TASK DETAILS: In the data below, rename each "loading-arrow" to "loading-vector" and repeat every line with nothing else changed.
------ DATASET EXTRACT
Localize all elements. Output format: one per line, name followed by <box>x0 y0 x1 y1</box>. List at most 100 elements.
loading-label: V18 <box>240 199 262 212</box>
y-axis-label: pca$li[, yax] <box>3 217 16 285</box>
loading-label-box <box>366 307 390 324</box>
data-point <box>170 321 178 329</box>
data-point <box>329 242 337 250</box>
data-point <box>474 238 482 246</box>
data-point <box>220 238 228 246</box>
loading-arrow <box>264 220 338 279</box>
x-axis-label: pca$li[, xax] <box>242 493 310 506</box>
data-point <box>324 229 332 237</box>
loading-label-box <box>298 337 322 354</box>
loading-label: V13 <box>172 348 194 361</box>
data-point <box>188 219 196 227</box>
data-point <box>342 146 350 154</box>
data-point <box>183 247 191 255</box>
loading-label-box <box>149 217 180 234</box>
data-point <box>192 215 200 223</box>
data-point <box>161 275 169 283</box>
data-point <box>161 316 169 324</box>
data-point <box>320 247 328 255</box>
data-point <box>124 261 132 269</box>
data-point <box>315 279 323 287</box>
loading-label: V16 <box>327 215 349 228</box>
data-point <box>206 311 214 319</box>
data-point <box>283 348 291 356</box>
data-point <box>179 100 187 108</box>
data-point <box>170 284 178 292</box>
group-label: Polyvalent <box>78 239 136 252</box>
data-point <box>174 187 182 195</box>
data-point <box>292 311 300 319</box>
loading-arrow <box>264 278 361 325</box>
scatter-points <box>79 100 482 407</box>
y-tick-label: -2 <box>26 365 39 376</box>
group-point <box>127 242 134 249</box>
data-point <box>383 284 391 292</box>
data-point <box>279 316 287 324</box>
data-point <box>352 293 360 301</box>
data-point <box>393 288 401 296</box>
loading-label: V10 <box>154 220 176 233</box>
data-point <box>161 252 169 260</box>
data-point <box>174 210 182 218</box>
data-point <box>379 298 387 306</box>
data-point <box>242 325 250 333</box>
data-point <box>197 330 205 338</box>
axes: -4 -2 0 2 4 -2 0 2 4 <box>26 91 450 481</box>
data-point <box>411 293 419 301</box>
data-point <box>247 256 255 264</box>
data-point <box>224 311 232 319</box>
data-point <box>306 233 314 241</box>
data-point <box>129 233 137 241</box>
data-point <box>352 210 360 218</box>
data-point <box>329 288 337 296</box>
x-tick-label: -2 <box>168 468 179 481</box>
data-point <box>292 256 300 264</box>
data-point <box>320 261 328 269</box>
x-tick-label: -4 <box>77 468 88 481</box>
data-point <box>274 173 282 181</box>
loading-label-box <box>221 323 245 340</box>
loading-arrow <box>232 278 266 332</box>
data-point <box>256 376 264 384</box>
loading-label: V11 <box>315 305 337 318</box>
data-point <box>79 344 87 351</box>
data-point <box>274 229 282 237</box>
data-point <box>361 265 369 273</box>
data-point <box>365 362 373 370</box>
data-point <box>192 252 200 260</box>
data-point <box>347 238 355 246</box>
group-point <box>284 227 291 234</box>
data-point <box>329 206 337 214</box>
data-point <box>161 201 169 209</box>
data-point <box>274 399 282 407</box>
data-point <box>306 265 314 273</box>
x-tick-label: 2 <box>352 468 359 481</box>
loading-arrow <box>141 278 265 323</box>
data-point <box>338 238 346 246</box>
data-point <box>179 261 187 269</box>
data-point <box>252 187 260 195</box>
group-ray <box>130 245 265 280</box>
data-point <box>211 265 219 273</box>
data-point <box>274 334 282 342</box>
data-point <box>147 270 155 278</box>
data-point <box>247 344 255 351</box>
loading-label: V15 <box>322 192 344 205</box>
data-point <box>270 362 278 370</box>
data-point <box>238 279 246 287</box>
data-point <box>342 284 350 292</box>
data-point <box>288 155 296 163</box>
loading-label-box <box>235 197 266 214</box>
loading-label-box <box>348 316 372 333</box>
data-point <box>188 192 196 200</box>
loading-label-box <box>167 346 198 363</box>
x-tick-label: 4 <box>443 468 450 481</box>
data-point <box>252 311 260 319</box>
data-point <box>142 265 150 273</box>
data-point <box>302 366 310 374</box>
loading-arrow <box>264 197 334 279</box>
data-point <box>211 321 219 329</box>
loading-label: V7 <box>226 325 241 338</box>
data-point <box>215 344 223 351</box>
------------
WRITTEN SOLUTION:
Localize all elements. Output format: one per line, name followed by <box>x0 y0 x1 y1</box>. List at most 100 elements.
loading-label: V18 <box>240 199 262 212</box>
y-axis-label: pca$li[, yax] <box>3 217 16 285</box>
loading-label-box <box>366 307 390 324</box>
data-point <box>170 321 178 329</box>
data-point <box>329 242 337 250</box>
data-point <box>474 238 482 246</box>
data-point <box>220 238 228 246</box>
loading-vector <box>264 220 338 279</box>
x-axis-label: pca$li[, xax] <box>242 493 310 506</box>
data-point <box>324 229 332 237</box>
loading-label-box <box>298 337 322 354</box>
loading-label: V13 <box>172 348 194 361</box>
data-point <box>188 219 196 227</box>
data-point <box>342 146 350 154</box>
data-point <box>183 247 191 255</box>
loading-label-box <box>149 217 180 234</box>
data-point <box>192 215 200 223</box>
data-point <box>161 275 169 283</box>
data-point <box>161 316 169 324</box>
data-point <box>320 247 328 255</box>
data-point <box>124 261 132 269</box>
data-point <box>315 279 323 287</box>
loading-label: V16 <box>327 215 349 228</box>
data-point <box>206 311 214 319</box>
data-point <box>283 348 291 356</box>
data-point <box>179 100 187 108</box>
data-point <box>170 284 178 292</box>
group-label: Polyvalent <box>78 239 136 252</box>
data-point <box>174 187 182 195</box>
data-point <box>292 311 300 319</box>
loading-vector <box>264 278 361 325</box>
scatter-points <box>79 100 482 407</box>
y-tick-label: -2 <box>26 365 39 376</box>
group-point <box>127 242 134 249</box>
data-point <box>383 284 391 292</box>
data-point <box>279 316 287 324</box>
data-point <box>352 293 360 301</box>
data-point <box>393 288 401 296</box>
loading-label: V10 <box>154 220 176 233</box>
data-point <box>161 252 169 260</box>
data-point <box>174 210 182 218</box>
data-point <box>379 298 387 306</box>
data-point <box>242 325 250 333</box>
data-point <box>197 330 205 338</box>
axes: -4 -2 0 2 4 -2 0 2 4 <box>26 91 450 481</box>
data-point <box>411 293 419 301</box>
data-point <box>247 256 255 264</box>
data-point <box>224 311 232 319</box>
data-point <box>306 233 314 241</box>
data-point <box>129 233 137 241</box>
data-point <box>352 210 360 218</box>
data-point <box>329 288 337 296</box>
x-tick-label: -2 <box>168 468 179 481</box>
data-point <box>292 256 300 264</box>
data-point <box>320 261 328 269</box>
x-tick-label: -4 <box>77 468 88 481</box>
data-point <box>274 173 282 181</box>
loading-label-box <box>221 323 245 340</box>
loading-vector <box>232 278 266 332</box>
data-point <box>256 376 264 384</box>
loading-label: V11 <box>315 305 337 318</box>
data-point <box>79 344 87 351</box>
data-point <box>274 229 282 237</box>
data-point <box>361 265 369 273</box>
data-point <box>365 362 373 370</box>
data-point <box>192 252 200 260</box>
data-point <box>347 238 355 246</box>
group-point <box>284 227 291 234</box>
data-point <box>329 206 337 214</box>
data-point <box>161 201 169 209</box>
data-point <box>274 399 282 407</box>
data-point <box>306 265 314 273</box>
x-tick-label: 2 <box>352 468 359 481</box>
loading-vector <box>141 278 265 323</box>
data-point <box>338 238 346 246</box>
data-point <box>179 261 187 269</box>
data-point <box>252 187 260 195</box>
group-ray <box>130 245 265 280</box>
data-point <box>211 265 219 273</box>
data-point <box>274 334 282 342</box>
data-point <box>147 270 155 278</box>
data-point <box>247 344 255 351</box>
loading-label: V15 <box>322 192 344 205</box>
data-point <box>270 362 278 370</box>
data-point <box>238 279 246 287</box>
data-point <box>342 284 350 292</box>
data-point <box>288 155 296 163</box>
loading-label-box <box>235 197 266 214</box>
loading-label-box <box>348 316 372 333</box>
data-point <box>188 192 196 200</box>
loading-label-box <box>167 346 198 363</box>
x-tick-label: 4 <box>443 468 450 481</box>
data-point <box>252 311 260 319</box>
data-point <box>142 265 150 273</box>
data-point <box>302 366 310 374</box>
loading-vector <box>264 197 334 279</box>
data-point <box>211 321 219 329</box>
loading-label: V7 <box>226 325 241 338</box>
data-point <box>215 344 223 351</box>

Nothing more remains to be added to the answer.